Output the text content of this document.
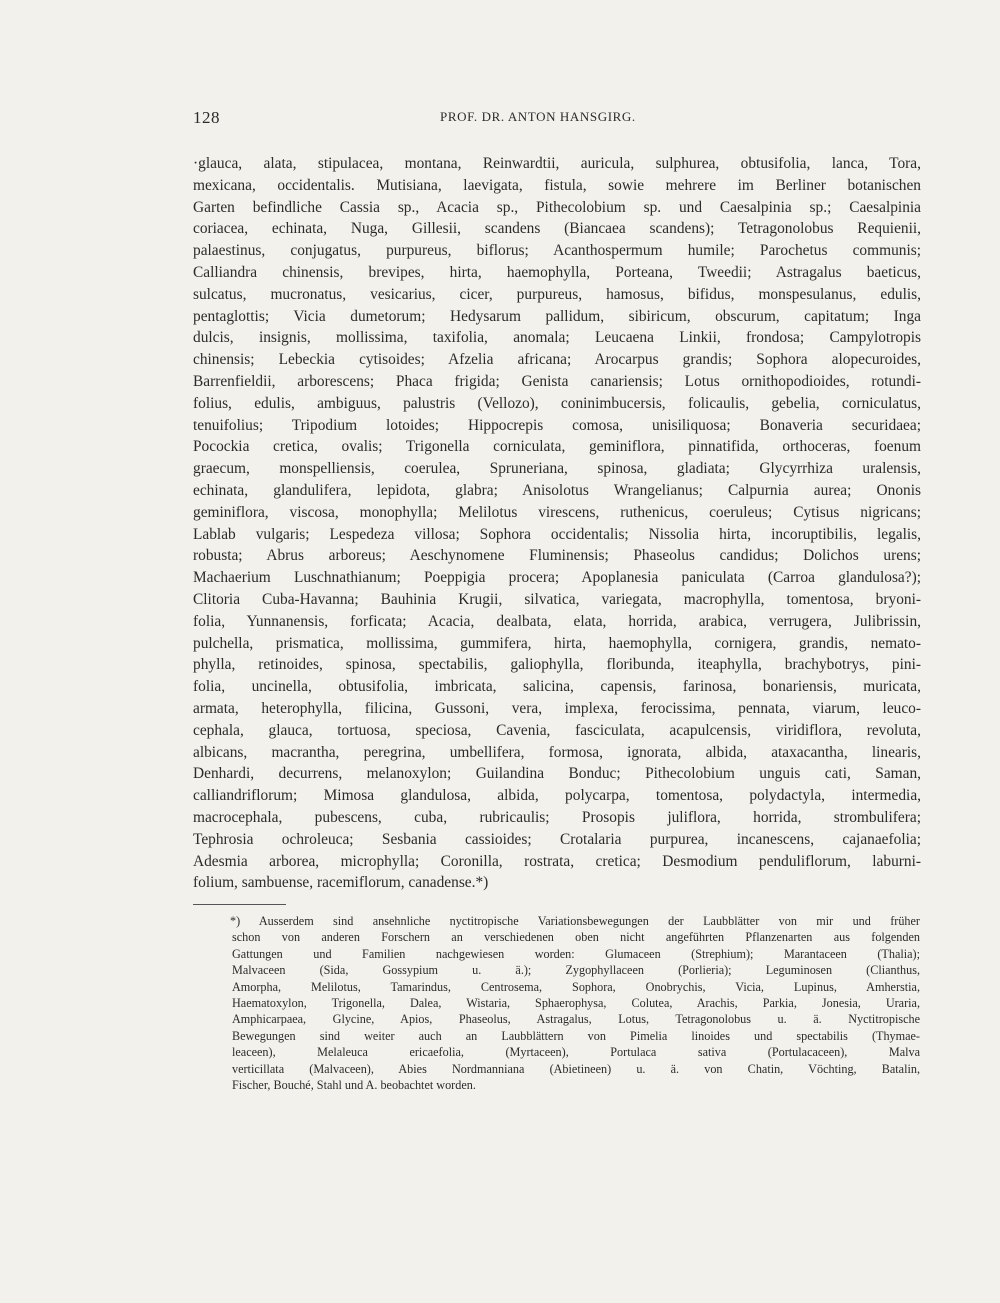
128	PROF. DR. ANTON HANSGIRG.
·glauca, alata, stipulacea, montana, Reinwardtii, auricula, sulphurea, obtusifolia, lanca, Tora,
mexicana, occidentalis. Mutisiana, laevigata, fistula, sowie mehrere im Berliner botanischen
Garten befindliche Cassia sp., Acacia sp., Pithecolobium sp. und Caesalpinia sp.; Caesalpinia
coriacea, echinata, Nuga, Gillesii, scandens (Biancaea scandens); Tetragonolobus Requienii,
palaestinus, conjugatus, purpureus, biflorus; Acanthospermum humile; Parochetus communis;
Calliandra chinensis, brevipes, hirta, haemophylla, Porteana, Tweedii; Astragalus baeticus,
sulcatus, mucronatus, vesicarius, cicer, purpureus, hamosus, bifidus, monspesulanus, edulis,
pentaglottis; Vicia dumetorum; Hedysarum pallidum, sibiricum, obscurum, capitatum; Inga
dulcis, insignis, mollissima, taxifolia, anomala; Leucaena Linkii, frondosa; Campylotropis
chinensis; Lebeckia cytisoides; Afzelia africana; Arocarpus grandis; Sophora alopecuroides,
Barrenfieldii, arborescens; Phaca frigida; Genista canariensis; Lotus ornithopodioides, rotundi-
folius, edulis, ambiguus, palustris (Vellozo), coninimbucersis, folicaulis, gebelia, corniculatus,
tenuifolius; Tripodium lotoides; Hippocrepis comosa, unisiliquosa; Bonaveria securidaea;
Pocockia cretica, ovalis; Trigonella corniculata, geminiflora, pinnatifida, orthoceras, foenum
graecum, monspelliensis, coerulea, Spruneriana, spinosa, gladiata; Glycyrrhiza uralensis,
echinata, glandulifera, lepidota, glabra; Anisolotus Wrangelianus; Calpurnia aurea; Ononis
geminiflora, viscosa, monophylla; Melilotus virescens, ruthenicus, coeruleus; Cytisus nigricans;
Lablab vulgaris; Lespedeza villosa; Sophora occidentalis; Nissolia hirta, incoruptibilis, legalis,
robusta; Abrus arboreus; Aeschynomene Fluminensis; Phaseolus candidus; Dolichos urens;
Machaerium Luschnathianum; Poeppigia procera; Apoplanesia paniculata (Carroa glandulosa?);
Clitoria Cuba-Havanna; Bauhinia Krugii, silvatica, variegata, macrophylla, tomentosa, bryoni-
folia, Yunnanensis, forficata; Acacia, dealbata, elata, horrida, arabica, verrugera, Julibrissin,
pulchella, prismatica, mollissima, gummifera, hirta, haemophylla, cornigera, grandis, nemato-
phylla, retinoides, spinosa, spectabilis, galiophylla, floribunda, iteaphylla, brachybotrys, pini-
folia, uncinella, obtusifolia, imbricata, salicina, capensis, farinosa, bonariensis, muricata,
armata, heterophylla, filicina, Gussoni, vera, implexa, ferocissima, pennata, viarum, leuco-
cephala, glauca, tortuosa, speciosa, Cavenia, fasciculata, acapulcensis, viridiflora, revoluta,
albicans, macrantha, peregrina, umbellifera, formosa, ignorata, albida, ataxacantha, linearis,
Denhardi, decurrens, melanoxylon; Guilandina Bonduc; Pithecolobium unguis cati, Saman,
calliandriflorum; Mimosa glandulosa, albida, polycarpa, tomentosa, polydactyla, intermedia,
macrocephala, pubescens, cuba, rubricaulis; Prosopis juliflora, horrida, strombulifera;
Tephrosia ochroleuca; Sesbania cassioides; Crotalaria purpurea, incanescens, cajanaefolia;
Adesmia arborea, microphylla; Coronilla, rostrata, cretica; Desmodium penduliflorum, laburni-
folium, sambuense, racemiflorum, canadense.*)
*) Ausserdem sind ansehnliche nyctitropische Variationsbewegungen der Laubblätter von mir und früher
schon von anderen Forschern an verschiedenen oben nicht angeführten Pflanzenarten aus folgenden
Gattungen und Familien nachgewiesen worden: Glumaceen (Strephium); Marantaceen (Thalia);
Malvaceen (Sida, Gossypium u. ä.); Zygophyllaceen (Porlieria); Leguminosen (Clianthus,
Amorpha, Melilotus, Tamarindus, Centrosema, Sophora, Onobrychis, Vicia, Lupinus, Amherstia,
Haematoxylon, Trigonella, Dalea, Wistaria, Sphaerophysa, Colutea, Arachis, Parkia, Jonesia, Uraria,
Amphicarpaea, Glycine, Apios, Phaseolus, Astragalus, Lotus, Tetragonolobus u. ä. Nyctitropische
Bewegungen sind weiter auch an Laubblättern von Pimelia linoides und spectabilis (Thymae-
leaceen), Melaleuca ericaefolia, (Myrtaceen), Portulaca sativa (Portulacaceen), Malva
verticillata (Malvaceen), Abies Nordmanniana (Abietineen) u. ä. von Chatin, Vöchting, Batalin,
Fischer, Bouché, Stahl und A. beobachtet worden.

· · · · ·

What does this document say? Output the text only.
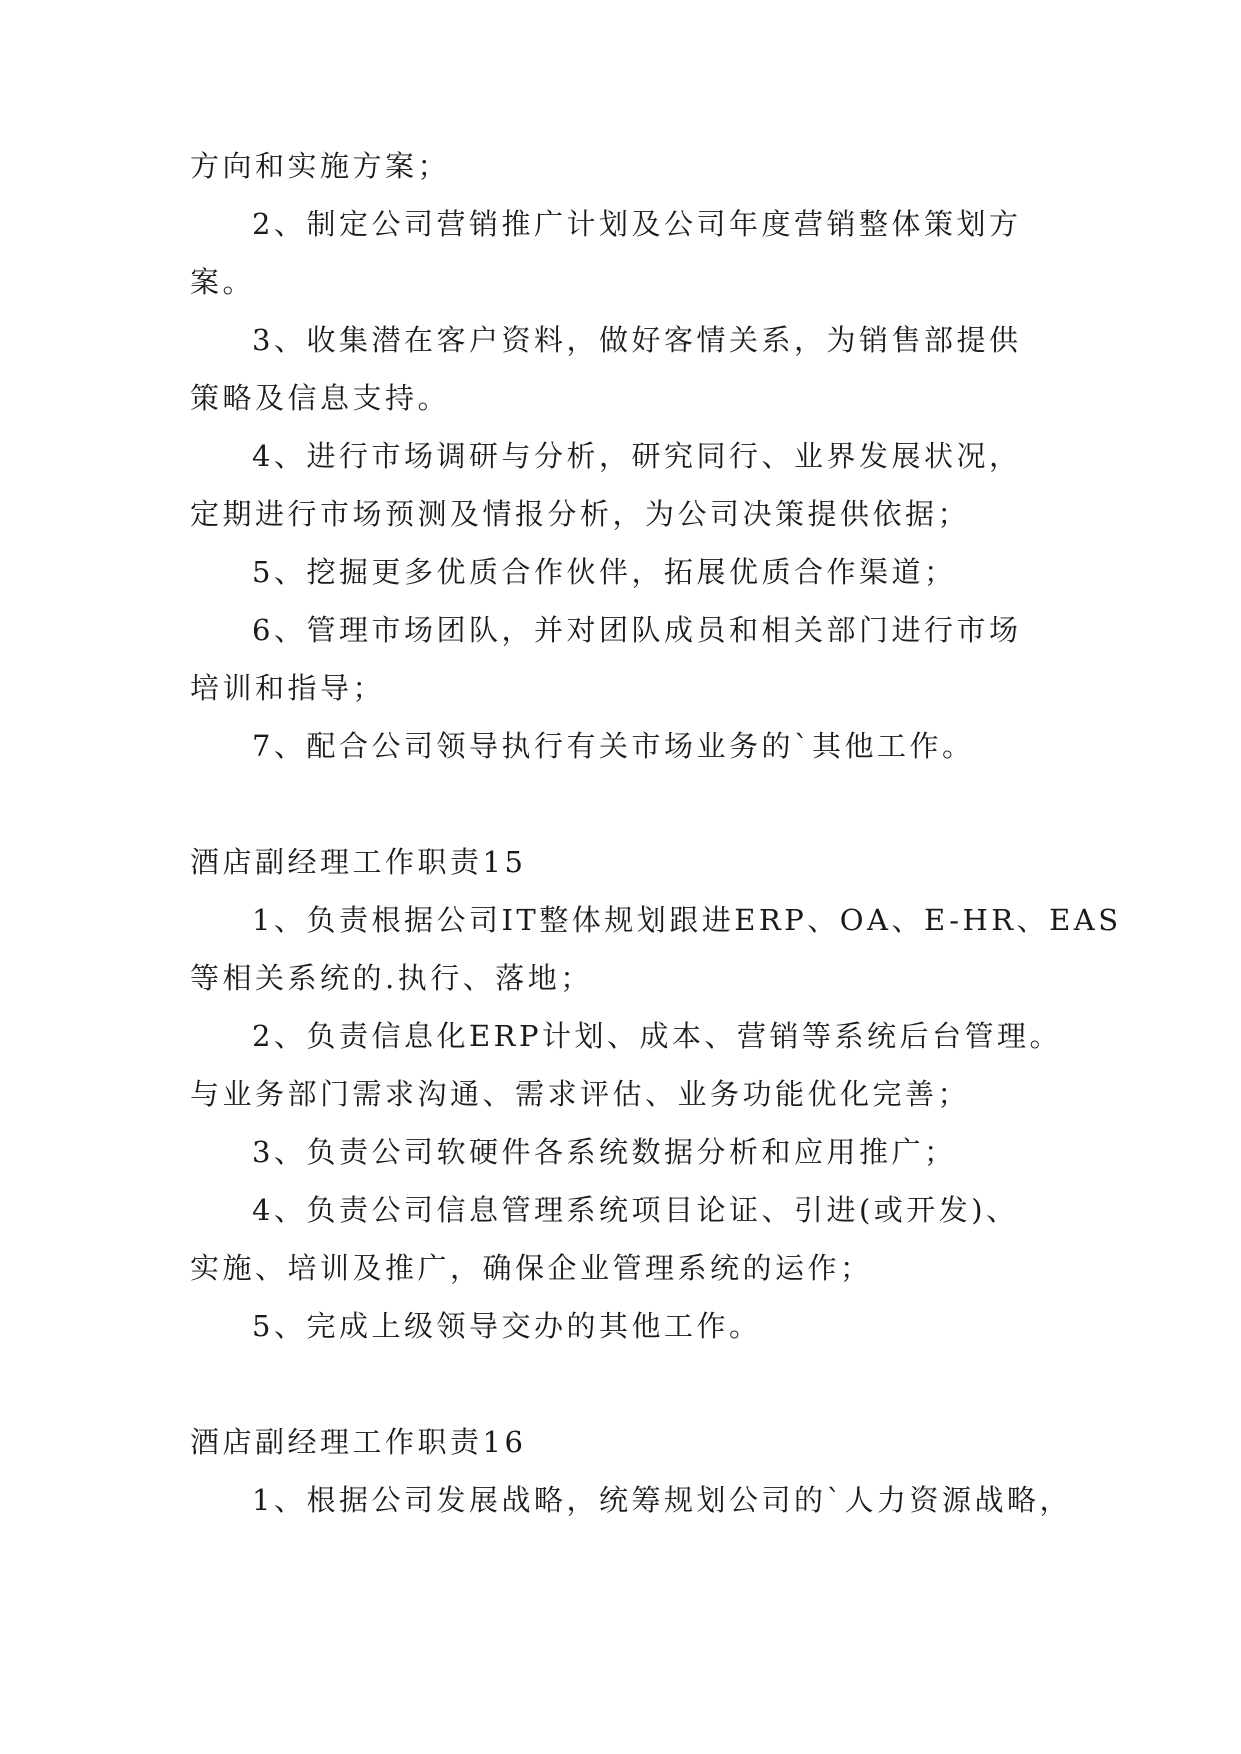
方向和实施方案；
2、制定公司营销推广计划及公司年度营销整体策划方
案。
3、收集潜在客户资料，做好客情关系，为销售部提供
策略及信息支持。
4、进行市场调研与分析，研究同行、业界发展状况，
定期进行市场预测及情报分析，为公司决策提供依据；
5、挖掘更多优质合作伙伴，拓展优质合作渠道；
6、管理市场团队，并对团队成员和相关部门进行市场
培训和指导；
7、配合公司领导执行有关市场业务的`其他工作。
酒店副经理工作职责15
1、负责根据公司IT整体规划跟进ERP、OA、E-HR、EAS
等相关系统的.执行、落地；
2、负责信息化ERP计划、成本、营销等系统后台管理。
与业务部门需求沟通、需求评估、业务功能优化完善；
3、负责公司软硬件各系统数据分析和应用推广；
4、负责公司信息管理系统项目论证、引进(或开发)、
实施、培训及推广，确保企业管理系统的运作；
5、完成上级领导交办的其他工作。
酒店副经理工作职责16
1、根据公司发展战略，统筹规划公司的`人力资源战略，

· · · · ·

WHAT IS REQUIRED
Of the lines in the material above, state how many contain the string "obtusifolia"; give no other text.

EXPECTED ANSWER
2